-- WRITTEN INSTRUCTION --
Check each line of the entries below for the string "Land" and state how many lines have it, with no other text.

-- GIVEN RECORDS --
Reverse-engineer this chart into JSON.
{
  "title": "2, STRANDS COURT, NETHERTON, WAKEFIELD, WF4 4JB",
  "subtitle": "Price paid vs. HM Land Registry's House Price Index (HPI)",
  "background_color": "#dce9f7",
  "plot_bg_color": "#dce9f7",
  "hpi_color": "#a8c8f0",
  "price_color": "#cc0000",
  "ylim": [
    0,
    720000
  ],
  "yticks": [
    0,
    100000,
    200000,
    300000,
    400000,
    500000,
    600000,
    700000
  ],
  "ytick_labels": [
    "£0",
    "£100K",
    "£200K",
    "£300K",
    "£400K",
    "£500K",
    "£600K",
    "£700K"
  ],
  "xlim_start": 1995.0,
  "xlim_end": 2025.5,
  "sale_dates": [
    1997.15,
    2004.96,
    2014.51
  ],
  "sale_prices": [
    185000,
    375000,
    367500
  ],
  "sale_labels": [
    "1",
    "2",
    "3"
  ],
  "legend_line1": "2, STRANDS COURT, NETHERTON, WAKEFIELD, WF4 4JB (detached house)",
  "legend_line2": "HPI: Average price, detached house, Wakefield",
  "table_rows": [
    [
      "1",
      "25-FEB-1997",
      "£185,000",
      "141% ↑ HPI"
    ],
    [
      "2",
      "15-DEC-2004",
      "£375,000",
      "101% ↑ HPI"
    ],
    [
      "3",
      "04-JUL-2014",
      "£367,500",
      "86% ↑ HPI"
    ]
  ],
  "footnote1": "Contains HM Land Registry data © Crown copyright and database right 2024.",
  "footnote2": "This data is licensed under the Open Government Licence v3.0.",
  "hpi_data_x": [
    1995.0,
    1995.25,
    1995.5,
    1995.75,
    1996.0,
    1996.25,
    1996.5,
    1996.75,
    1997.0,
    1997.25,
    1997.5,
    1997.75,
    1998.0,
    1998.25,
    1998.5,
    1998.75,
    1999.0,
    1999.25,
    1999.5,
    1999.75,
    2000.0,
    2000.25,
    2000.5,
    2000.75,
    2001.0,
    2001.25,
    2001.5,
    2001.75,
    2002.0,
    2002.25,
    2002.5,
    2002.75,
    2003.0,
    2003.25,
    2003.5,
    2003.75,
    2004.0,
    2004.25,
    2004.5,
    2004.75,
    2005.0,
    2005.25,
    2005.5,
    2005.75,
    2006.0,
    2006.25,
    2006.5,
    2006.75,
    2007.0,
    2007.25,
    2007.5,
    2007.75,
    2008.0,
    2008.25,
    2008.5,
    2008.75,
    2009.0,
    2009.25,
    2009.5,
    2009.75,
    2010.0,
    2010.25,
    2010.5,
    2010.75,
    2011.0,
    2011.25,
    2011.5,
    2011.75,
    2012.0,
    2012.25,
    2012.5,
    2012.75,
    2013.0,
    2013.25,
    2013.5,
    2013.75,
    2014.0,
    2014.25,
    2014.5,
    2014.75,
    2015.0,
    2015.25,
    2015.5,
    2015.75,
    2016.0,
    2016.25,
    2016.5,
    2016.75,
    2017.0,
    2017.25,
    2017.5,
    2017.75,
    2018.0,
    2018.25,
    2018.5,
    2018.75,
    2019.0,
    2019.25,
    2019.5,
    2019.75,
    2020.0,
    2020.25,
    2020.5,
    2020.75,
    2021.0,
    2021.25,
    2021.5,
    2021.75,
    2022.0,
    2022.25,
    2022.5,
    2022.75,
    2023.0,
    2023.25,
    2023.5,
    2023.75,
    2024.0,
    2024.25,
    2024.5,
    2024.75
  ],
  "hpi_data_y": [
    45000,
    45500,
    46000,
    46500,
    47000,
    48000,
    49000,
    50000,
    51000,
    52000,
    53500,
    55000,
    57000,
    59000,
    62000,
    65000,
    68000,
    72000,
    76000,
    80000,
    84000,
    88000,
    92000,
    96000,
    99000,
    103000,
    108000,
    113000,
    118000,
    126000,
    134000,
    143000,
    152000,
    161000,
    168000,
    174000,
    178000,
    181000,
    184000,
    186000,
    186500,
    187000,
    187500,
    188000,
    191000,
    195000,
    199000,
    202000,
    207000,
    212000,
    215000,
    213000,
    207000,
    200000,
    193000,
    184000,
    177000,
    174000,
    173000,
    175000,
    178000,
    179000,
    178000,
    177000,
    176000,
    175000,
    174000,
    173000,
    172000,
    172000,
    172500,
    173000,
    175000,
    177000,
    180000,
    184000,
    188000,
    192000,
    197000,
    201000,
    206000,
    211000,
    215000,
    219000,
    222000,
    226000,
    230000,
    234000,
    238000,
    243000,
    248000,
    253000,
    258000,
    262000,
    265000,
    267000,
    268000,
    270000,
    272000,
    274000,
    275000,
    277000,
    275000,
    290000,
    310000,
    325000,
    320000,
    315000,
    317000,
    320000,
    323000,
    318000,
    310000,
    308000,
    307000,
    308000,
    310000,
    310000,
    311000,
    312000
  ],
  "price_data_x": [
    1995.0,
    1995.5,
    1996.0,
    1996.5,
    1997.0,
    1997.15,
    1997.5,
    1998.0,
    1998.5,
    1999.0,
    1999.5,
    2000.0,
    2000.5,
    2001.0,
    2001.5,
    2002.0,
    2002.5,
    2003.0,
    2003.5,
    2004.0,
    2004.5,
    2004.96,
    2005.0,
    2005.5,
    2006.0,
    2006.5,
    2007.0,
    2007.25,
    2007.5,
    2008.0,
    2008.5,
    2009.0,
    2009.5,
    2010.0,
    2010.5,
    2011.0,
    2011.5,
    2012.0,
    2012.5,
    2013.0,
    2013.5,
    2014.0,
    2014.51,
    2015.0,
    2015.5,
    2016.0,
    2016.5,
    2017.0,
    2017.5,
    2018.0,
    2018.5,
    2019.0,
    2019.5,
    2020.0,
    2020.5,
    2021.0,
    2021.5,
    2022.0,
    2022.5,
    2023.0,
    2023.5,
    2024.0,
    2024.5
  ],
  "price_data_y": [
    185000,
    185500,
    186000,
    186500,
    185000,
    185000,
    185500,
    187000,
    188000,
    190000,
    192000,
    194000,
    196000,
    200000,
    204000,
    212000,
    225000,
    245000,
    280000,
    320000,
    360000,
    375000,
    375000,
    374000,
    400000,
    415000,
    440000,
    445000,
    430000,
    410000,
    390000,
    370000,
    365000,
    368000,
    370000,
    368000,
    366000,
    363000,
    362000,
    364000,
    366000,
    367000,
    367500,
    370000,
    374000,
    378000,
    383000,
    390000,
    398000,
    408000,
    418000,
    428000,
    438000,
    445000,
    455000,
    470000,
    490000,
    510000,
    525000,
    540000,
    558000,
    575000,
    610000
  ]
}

-- REPLY TO THE TASK --
2